━━ SUPPLIED MATERIAL
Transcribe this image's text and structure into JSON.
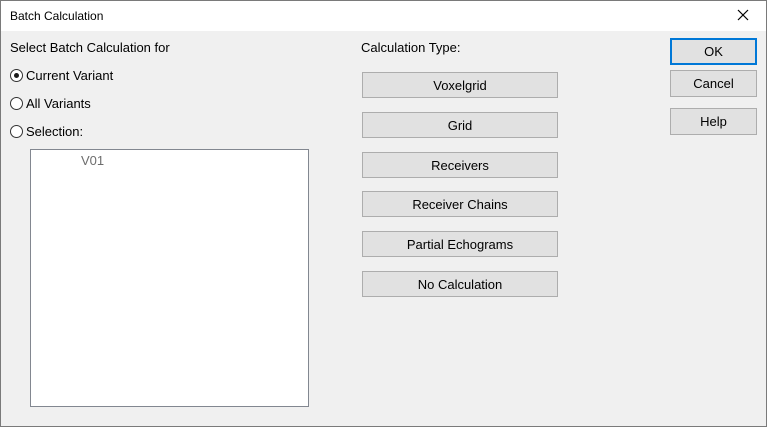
{
  "window": {
    "title": "Batch Calculation",
    "close_icon": "close-icon"
  },
  "left": {
    "heading": "Select Batch Calculation for",
    "options": [
      {
        "label": "Current Variant",
        "checked": true
      },
      {
        "label": "All Variants",
        "checked": false
      },
      {
        "label": "Selection:",
        "checked": false
      }
    ],
    "list_items": [
      "V01"
    ]
  },
  "calc": {
    "heading": "Calculation Type:",
    "buttons": [
      "Voxelgrid",
      "Grid",
      "Receivers",
      "Receiver Chains",
      "Partial Echograms",
      "No Calculation"
    ]
  },
  "actions": {
    "ok": "OK",
    "cancel": "Cancel",
    "help": "Help"
  },
  "colors": {
    "default_button_border": "#0078d7",
    "button_face": "#e1e1e1",
    "dialog_bg": "#f0f0f0",
    "list_item_text": "#6d6d6d"
  }
}
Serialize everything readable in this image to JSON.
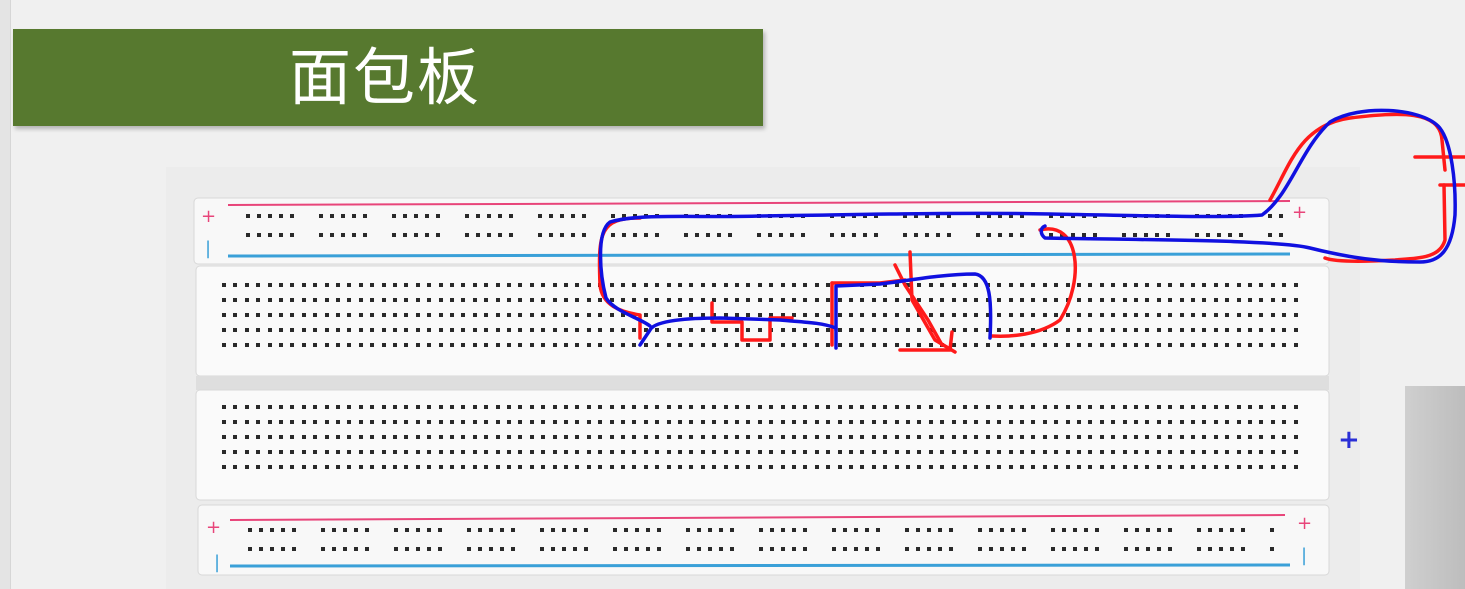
{
  "slide": {
    "title": "面包板",
    "banner_color": "#57792f"
  },
  "breadboard": {
    "rail_plus_symbol": "+",
    "rail_minus_symbol": "|",
    "rail_red_color": "#e8457a",
    "rail_blue_color": "#3aa0d8",
    "annotation_plus": "+"
  },
  "annotations": {
    "red_ink_color": "#ff1a1a",
    "blue_ink_color": "#1010e0"
  }
}
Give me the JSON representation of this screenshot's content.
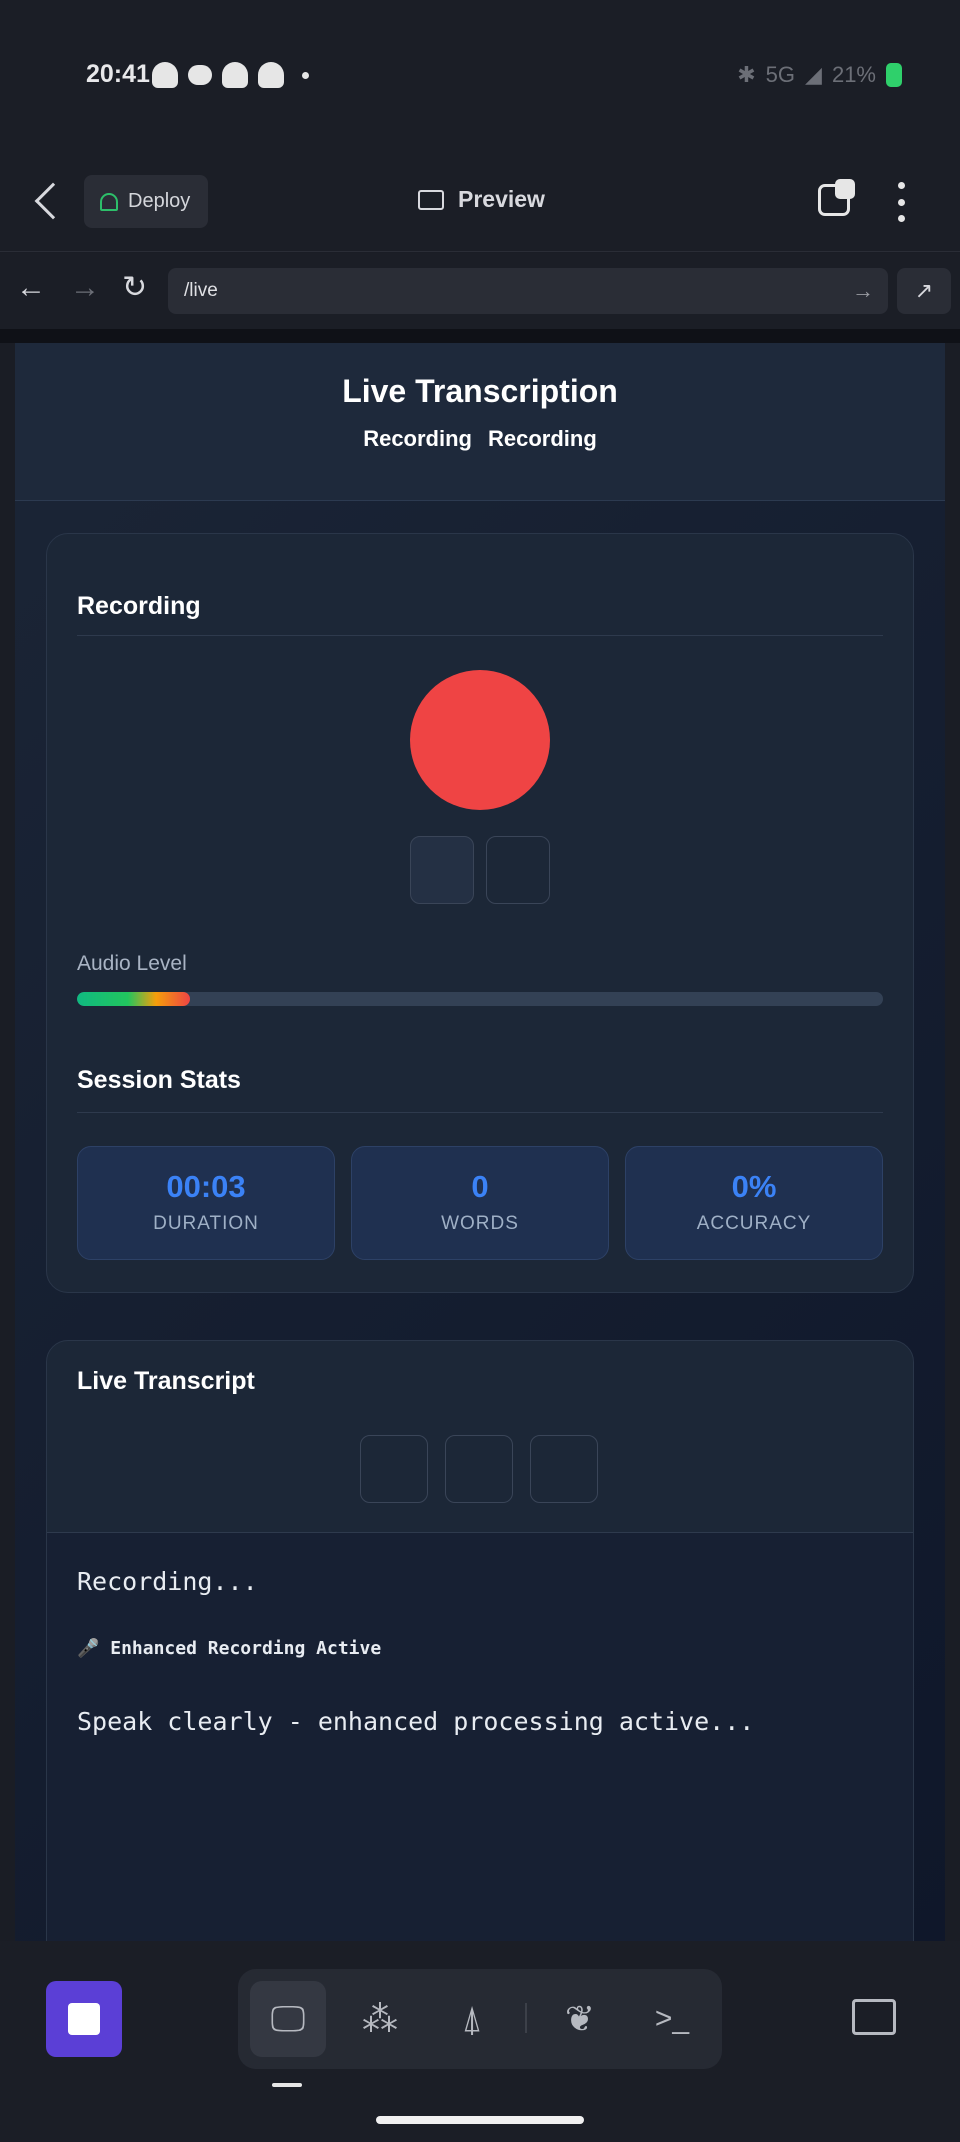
{
  "status_bar": {
    "time": "20:41",
    "network": "5G",
    "battery": "21%"
  },
  "toolbar": {
    "deploy_label": "Deploy",
    "preview_label": "Preview"
  },
  "url_bar": {
    "url": "/live"
  },
  "page": {
    "title": "Live Transcription",
    "header_tags": [
      "Recording",
      "Recording"
    ],
    "recording_card": {
      "title": "Recording",
      "audio_level_label": "Audio Level",
      "audio_level_value": 0.14,
      "stats_title": "Session Stats",
      "stats": [
        {
          "value": "00:03",
          "label": "DURATION"
        },
        {
          "value": "0",
          "label": "WORDS"
        },
        {
          "value": "0%",
          "label": "ACCURACY"
        }
      ]
    },
    "transcript_card": {
      "title": "Live Transcript",
      "status_line": "Recording...",
      "enhanced_line": "🎤 Enhanced Recording Active",
      "hint_line": "Speak clearly - enhanced processing active..."
    }
  },
  "colors": {
    "record": "#ef4444",
    "accent": "#3b82f6",
    "stop_button": "#5b3fd6",
    "deploy_icon": "#2dbf6a"
  },
  "icons": [
    "back-icon",
    "deploy-icon",
    "monitor-icon",
    "tabs-icon",
    "more-icon",
    "forward-icon",
    "reload-icon",
    "go-icon",
    "external-link-icon",
    "stop-icon",
    "preview-icon",
    "gallery-icon",
    "deploy-dock-icon",
    "shell-icon",
    "terminal-icon",
    "panel-icon"
  ]
}
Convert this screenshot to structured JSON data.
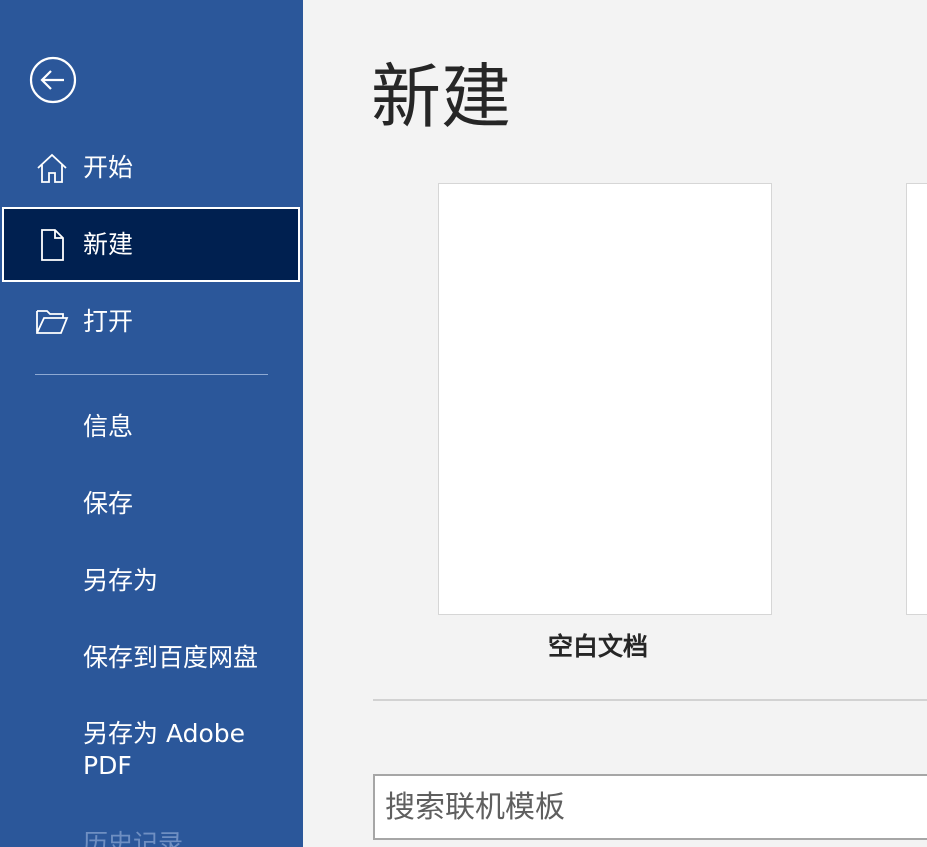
{
  "sidebar": {
    "nav": [
      {
        "label": "开始",
        "icon": "home-icon"
      },
      {
        "label": "新建",
        "icon": "new-document-icon",
        "active": true
      },
      {
        "label": "打开",
        "icon": "open-folder-icon"
      }
    ],
    "items": [
      {
        "label": "信息"
      },
      {
        "label": "保存"
      },
      {
        "label": "另存为"
      },
      {
        "label": "保存到百度网盘"
      },
      {
        "label": "另存为 Adobe PDF"
      },
      {
        "label": "历史记录"
      }
    ]
  },
  "main": {
    "title": "新建",
    "templates": [
      {
        "label": "空白文档"
      }
    ],
    "search": {
      "placeholder": "搜索联机模板"
    }
  },
  "colors": {
    "sidebar_bg": "#2b579a",
    "active_bg": "#002050",
    "main_bg": "#f3f3f3"
  }
}
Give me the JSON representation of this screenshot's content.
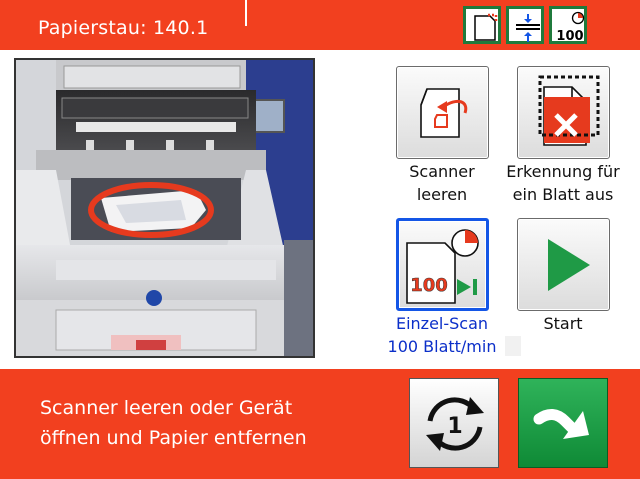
{
  "header": {
    "title": "Papierstau: 140.1",
    "status_icons": [
      {
        "name": "page-corner-icon"
      },
      {
        "name": "compress-height-icon"
      },
      {
        "name": "speed-100-icon",
        "text": "100"
      }
    ]
  },
  "actions": [
    {
      "id": "scanner-leeren",
      "line1": "Scanner",
      "line2": "leeren",
      "icon": "empty-scanner-icon"
    },
    {
      "id": "single-sheet-detection",
      "line1": "Erkennung für",
      "line2": "ein Blatt aus",
      "icon": "single-sheet-off-icon"
    },
    {
      "id": "einzel-scan",
      "line1": "Einzel-Scan",
      "line2": "100 Blatt/min",
      "icon": "single-scan-icon",
      "icon_text": "100",
      "active": true
    },
    {
      "id": "start",
      "line1": "Start",
      "line2": "",
      "icon": "play-icon"
    }
  ],
  "footer": {
    "message_line1": "Scanner leeren oder Gerät",
    "message_line2": "öffnen und Papier entfernen",
    "counter_value": "1",
    "reset_icon": "refresh-counter-icon",
    "confirm_icon": "curved-arrow-icon"
  },
  "colors": {
    "brand_red": "#f2401f",
    "accent_green": "#1f9a46",
    "active_blue": "#1456e6",
    "alert_red": "#e63a1e"
  }
}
━━━━
▶ **EXERCISE**
Each line holding "JSON" must be found and copied.

▶ **EXERCISE RESULT**
Transcribe this image's text and structure into JSON.
Serialize everything readable in this image to JSON.
Give me the JSON representation of this screenshot's content.
Convert this screenshot to structured JSON data.
Give me the JSON representation of this screenshot's content.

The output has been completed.